Required task
Copy the material that follows word for word and omit its pictures.

Records about charts and figures:
========

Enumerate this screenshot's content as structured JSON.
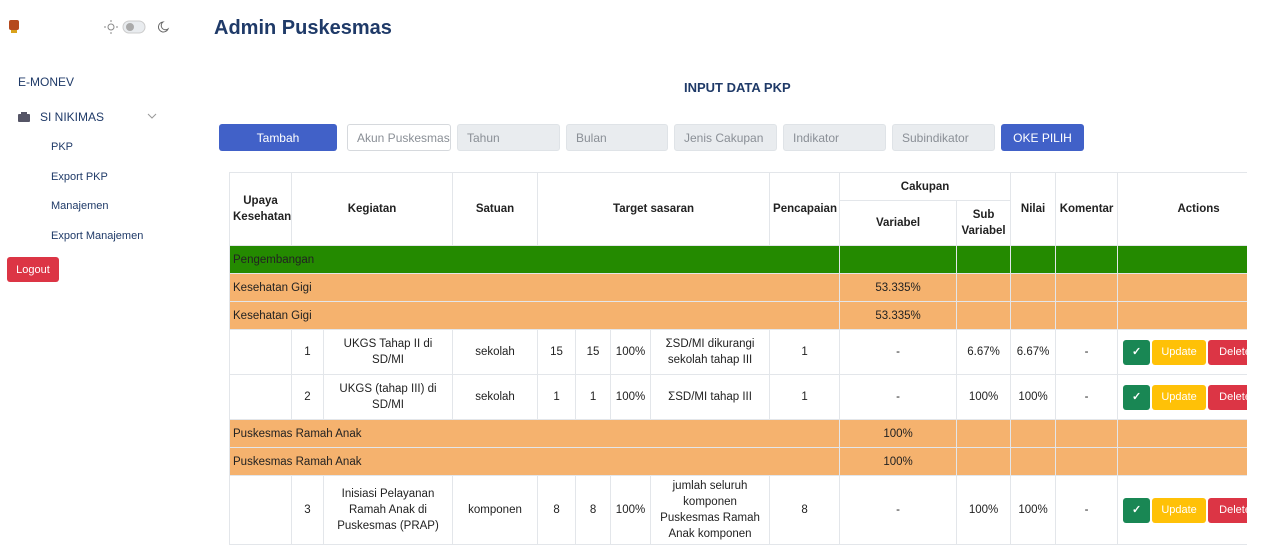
{
  "sidebar": {
    "brand": "E-MONEV",
    "menu": {
      "label": "SI NIKIMAS",
      "items": [
        "PKP",
        "Export PKP",
        "Manajemen",
        "Export Manajemen"
      ]
    },
    "logout": "Logout"
  },
  "header": {
    "title": "Admin Puskesmas"
  },
  "section_title": "INPUT DATA PKP",
  "toolbar": {
    "add": "Tambah",
    "filters": [
      "Akun Puskesmas",
      "Tahun",
      "Bulan",
      "Jenis Cakupan",
      "Indikator",
      "Subindikator"
    ],
    "submit": "OKE PILIH"
  },
  "table": {
    "headers": {
      "upaya": "Upaya Kesehatan",
      "kegiatan": "Kegiatan",
      "satuan": "Satuan",
      "target": "Target sasaran",
      "pencapaian": "Pencapaian",
      "cakupan": "Cakupan",
      "variabel": "Variabel",
      "sub_variabel": "Sub Variabel",
      "nilai": "Nilai",
      "komentar": "Komentar",
      "actions": "Actions"
    },
    "actions": {
      "confirm": "✓",
      "update": "Update",
      "delete": "Delete"
    },
    "rows": [
      {
        "kind": "group",
        "label": "Pengembangan",
        "color": "#248a00"
      },
      {
        "kind": "group",
        "label": "Kesehatan Gigi",
        "value": "53.335%",
        "color": "#f5b26e"
      },
      {
        "kind": "group",
        "label": "Kesehatan Gigi",
        "value": "53.335%",
        "color": "#f5b26e"
      },
      {
        "kind": "item",
        "no": "1",
        "kegiatan": "UKGS Tahap II di SD/MI",
        "satuan": "sekolah",
        "target": [
          "15",
          "15",
          "100%"
        ],
        "keterangan": "ΣSD/MI dikurangi sekolah tahap III",
        "pencapaian": "1",
        "variabel": "-",
        "sub_variabel": "6.67%",
        "nilai": "6.67%",
        "komentar": "-"
      },
      {
        "kind": "item",
        "no": "2",
        "kegiatan": "UKGS (tahap III) di SD/MI",
        "satuan": "sekolah",
        "target": [
          "1",
          "1",
          "100%"
        ],
        "keterangan": "ΣSD/MI tahap III",
        "pencapaian": "1",
        "variabel": "-",
        "sub_variabel": "100%",
        "nilai": "100%",
        "komentar": "-"
      },
      {
        "kind": "group",
        "label": "Puskesmas Ramah Anak",
        "value": "100%",
        "color": "#f5b26e"
      },
      {
        "kind": "group",
        "label": "Puskesmas Ramah Anak",
        "value": "100%",
        "color": "#f5b26e"
      },
      {
        "kind": "item",
        "no": "3",
        "kegiatan": "Inisiasi Pelayanan Ramah Anak di Puskesmas (PRAP)",
        "satuan": "komponen",
        "target": [
          "8",
          "8",
          "100%"
        ],
        "keterangan": "jumlah seluruh komponen Puskesmas Ramah Anak komponen",
        "pencapaian": "8",
        "variabel": "-",
        "sub_variabel": "100%",
        "nilai": "100%",
        "komentar": "-"
      }
    ]
  }
}
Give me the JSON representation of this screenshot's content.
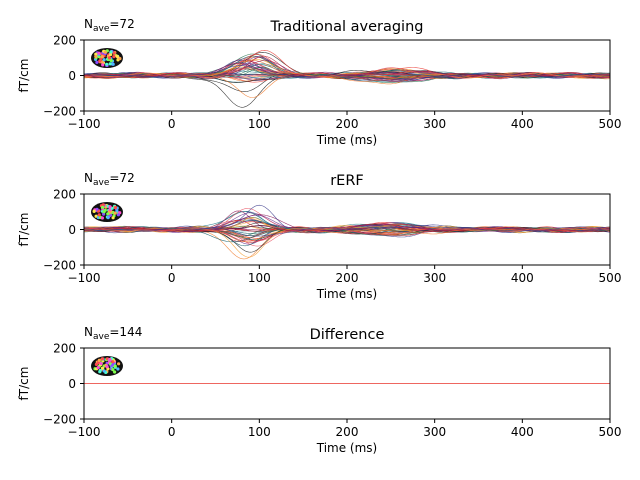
{
  "figure": {
    "background": "#ffffff",
    "trace_palette": [
      "#1a1a1a",
      "#0f5a66",
      "#2a7f8f",
      "#1f6e4a",
      "#6a2a8a",
      "#b8203c",
      "#e8332b",
      "#f07a2a",
      "#f5a030",
      "#e85060",
      "#8a1a5a",
      "#3a3a8a"
    ]
  },
  "chart_data": [
    {
      "type": "line",
      "panel": "traditional-averaging",
      "title": "Traditional averaging",
      "nave_prefix": "N",
      "nave_sub": "ave",
      "nave_value": "=72",
      "xlabel": "Time (ms)",
      "ylabel": "fT/cm",
      "xlim": [
        -100,
        500
      ],
      "ylim": [
        -200,
        200
      ],
      "xticks": [
        -100,
        0,
        100,
        200,
        300,
        400,
        500
      ],
      "yticks": [
        -200,
        0,
        200
      ],
      "xtick_labels": [
        "−100",
        "0",
        "100",
        "200",
        "300",
        "400",
        "500"
      ],
      "ytick_labels": [
        "−200",
        "0",
        "200"
      ],
      "n_channels": 48,
      "response": {
        "peak_time_ms": 90,
        "max_abs_amplitude_ft_cm": 190
      }
    },
    {
      "type": "line",
      "panel": "rerf",
      "title": "rERF",
      "nave_prefix": "N",
      "nave_sub": "ave",
      "nave_value": "=72",
      "xlabel": "Time (ms)",
      "ylabel": "fT/cm",
      "xlim": [
        -100,
        500
      ],
      "ylim": [
        -200,
        200
      ],
      "xticks": [
        -100,
        0,
        100,
        200,
        300,
        400,
        500
      ],
      "yticks": [
        -200,
        0,
        200
      ],
      "xtick_labels": [
        "−100",
        "0",
        "100",
        "200",
        "300",
        "400",
        "500"
      ],
      "ytick_labels": [
        "−200",
        "0",
        "200"
      ],
      "n_channels": 48,
      "response": {
        "peak_time_ms": 90,
        "max_abs_amplitude_ft_cm": 190
      }
    },
    {
      "type": "line",
      "panel": "difference",
      "title": "Difference",
      "nave_prefix": "N",
      "nave_sub": "ave",
      "nave_value": "=144",
      "xlabel": "Time (ms)",
      "ylabel": "fT/cm",
      "xlim": [
        -100,
        500
      ],
      "ylim": [
        -200,
        200
      ],
      "xticks": [
        -100,
        0,
        100,
        200,
        300,
        400,
        500
      ],
      "yticks": [
        -200,
        0,
        200
      ],
      "xtick_labels": [
        "−100",
        "0",
        "100",
        "200",
        "300",
        "400",
        "500"
      ],
      "ytick_labels": [
        "−200",
        "0",
        "200"
      ],
      "n_channels": 1,
      "response": {
        "peak_time_ms": 0,
        "max_abs_amplitude_ft_cm": 0
      }
    }
  ]
}
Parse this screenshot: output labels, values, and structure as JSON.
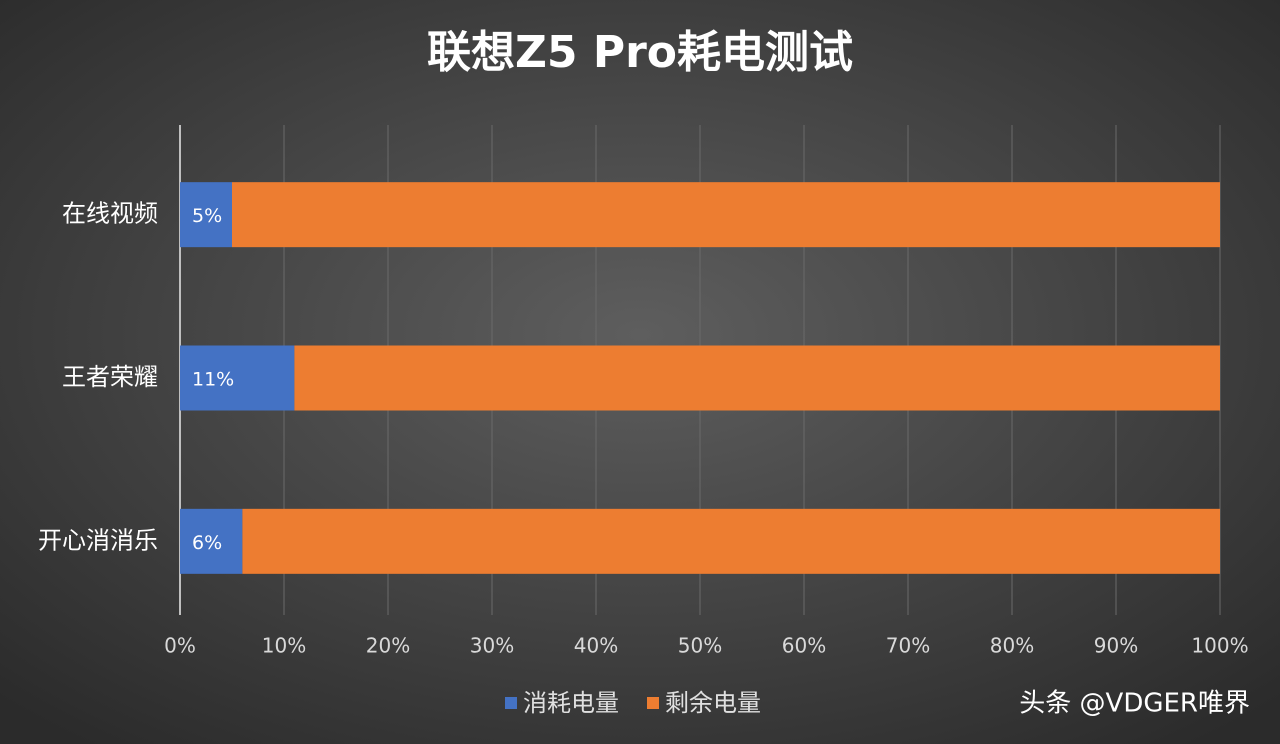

========

Result
Enumerate this screenshot's content as structured JSON.
{
  "sidebar": {
    "brand": "E-MONEV",
    "menu": {
      "label": "SI NIKIMAS",
      "items": [
        "PKP",
        "Export PKP",
        "Manajemen",
        "Export Manajemen"
      ]
    },
    "logout": "Logout"
  },
  "header": {
    "title": "Admin Puskesmas"
  },
  "section_title": "INPUT DATA PKP",
  "toolbar": {
    "add": "Tambah",
    "filters": [
      "Akun Puskesmas",
      "Tahun",
      "Bulan",
      "Jenis Cakupan",
      "Indikator",
      "Subindikator"
    ],
    "submit": "OKE PILIH"
  },
  "table": {
    "headers": {
      "upaya": "Upaya Kesehatan",
      "kegiatan": "Kegiatan",
      "satuan": "Satuan",
      "target": "Target sasaran",
      "pencapaian": "Pencapaian",
      "cakupan": "Cakupan",
      "variabel": "Variabel",
      "sub_variabel": "Sub Variabel",
      "nilai": "Nilai",
      "komentar": "Komentar",
      "actions": "Actions"
    },
    "actions": {
      "confirm": "✓",
      "update": "Update",
      "delete": "Delete"
    },
    "rows": [
      {
        "kind": "group",
        "label": "Pengembangan",
        "color": "#248a00"
      },
      {
        "kind": "group",
        "label": "Kesehatan Gigi",
        "value": "53.335%",
        "color": "#f5b26e"
      },
      {
        "kind": "group",
        "label": "Kesehatan Gigi",
        "value": "53.335%",
        "color": "#f5b26e"
      },
      {
        "kind": "item",
        "no": "1",
        "kegiatan": "UKGS Tahap II di SD/MI",
        "satuan": "sekolah",
        "target": [
          "15",
          "15",
          "100%"
        ],
        "keterangan": "ΣSD/MI dikurangi sekolah tahap III",
        "pencapaian": "1",
        "variabel": "-",
        "sub_variabel": "6.67%",
        "nilai": "6.67%",
        "komentar": "-"
      },
      {
        "kind": "item",
        "no": "2",
        "kegiatan": "UKGS (tahap III) di SD/MI",
        "satuan": "sekolah",
        "target": [
          "1",
          "1",
          "100%"
        ],
        "keterangan": "ΣSD/MI tahap III",
        "pencapaian": "1",
        "variabel": "-",
        "sub_variabel": "100%",
        "nilai": "100%",
        "komentar": "-"
      },
      {
        "kind": "group",
        "label": "Puskesmas Ramah Anak",
        "value": "100%",
        "color": "#f5b26e"
      },
      {
        "kind": "group",
        "label": "Puskesmas Ramah Anak",
        "value": "100%",
        "color": "#f5b26e"
      },
      {
        "kind": "item",
        "no": "3",
        "kegiatan": "Inisiasi Pelayanan Ramah Anak di Puskesmas (PRAP)",
        "satuan": "komponen",
        "target": [
          "8",
          "8",
          "100%"
        ],
        "keterangan": "jumlah seluruh komponen Puskesmas Ramah Anak komponen",
        "pencapaian": "8",
        "variabel": "-",
        "sub_variabel": "100%",
        "nilai": "100%",
        "komentar": "-"
      }
    ]
  }
}
Give me the JSON representation of this screenshot's content.
{
  "figure": {
    "background": "#ffffff",
    "trace_palette": [
      "#1a1a1a",
      "#0f5a66",
      "#2a7f8f",
      "#1f6e4a",
      "#6a2a8a",
      "#b8203c",
      "#e8332b",
      "#f07a2a",
      "#f5a030",
      "#e85060",
      "#8a1a5a",
      "#3a3a8a"
    ]
  },
  "chart_data": [
    {
      "type": "line",
      "panel": "traditional-averaging",
      "title": "Traditional averaging",
      "nave_prefix": "N",
      "nave_sub": "ave",
      "nave_value": "=72",
      "xlabel": "Time (ms)",
      "ylabel": "fT/cm",
      "xlim": [
        -100,
        500
      ],
      "ylim": [
        -200,
        200
      ],
      "xticks": [
        -100,
        0,
        100,
        200,
        300,
        400,
        500
      ],
      "yticks": [
        -200,
        0,
        200
      ],
      "xtick_labels": [
        "−100",
        "0",
        "100",
        "200",
        "300",
        "400",
        "500"
      ],
      "ytick_labels": [
        "−200",
        "0",
        "200"
      ],
      "n_channels": 48,
      "response": {
        "peak_time_ms": 90,
        "max_abs_amplitude_ft_cm": 190
      }
    },
    {
      "type": "line",
      "panel": "rerf",
      "title": "rERF",
      "nave_prefix": "N",
      "nave_sub": "ave",
      "nave_value": "=72",
      "xlabel": "Time (ms)",
      "ylabel": "fT/cm",
      "xlim": [
        -100,
        500
      ],
      "ylim": [
        -200,
        200
      ],
      "xticks": [
        -100,
        0,
        100,
        200,
        300,
        400,
        500
      ],
      "yticks": [
        -200,
        0,
        200
      ],
      "xtick_labels": [
        "−100",
        "0",
        "100",
        "200",
        "300",
        "400",
        "500"
      ],
      "ytick_labels": [
        "−200",
        "0",
        "200"
      ],
      "n_channels": 48,
      "response": {
        "peak_time_ms": 90,
        "max_abs_amplitude_ft_cm": 190
      }
    },
    {
      "type": "line",
      "panel": "difference",
      "title": "Difference",
      "nave_prefix": "N",
      "nave_sub": "ave",
      "nave_value": "=144",
      "xlabel": "Time (ms)",
      "ylabel": "fT/cm",
      "xlim": [
        -100,
        500
      ],
      "ylim": [
        -200,
        200
      ],
      "xticks": [
        -100,
        0,
        100,
        200,
        300,
        400,
        500
      ],
      "yticks": [
        -200,
        0,
        200
      ],
      "xtick_labels": [
        "−100",
        "0",
        "100",
        "200",
        "300",
        "400",
        "500"
      ],
      "ytick_labels": [
        "−200",
        "0",
        "200"
      ],
      "n_channels": 1,
      "response": {
        "peak_time_ms": 0,
        "max_abs_amplitude_ft_cm": 0
      }
    }
  ]
}
Parse this screenshot: output labels, values, and structure as JSON.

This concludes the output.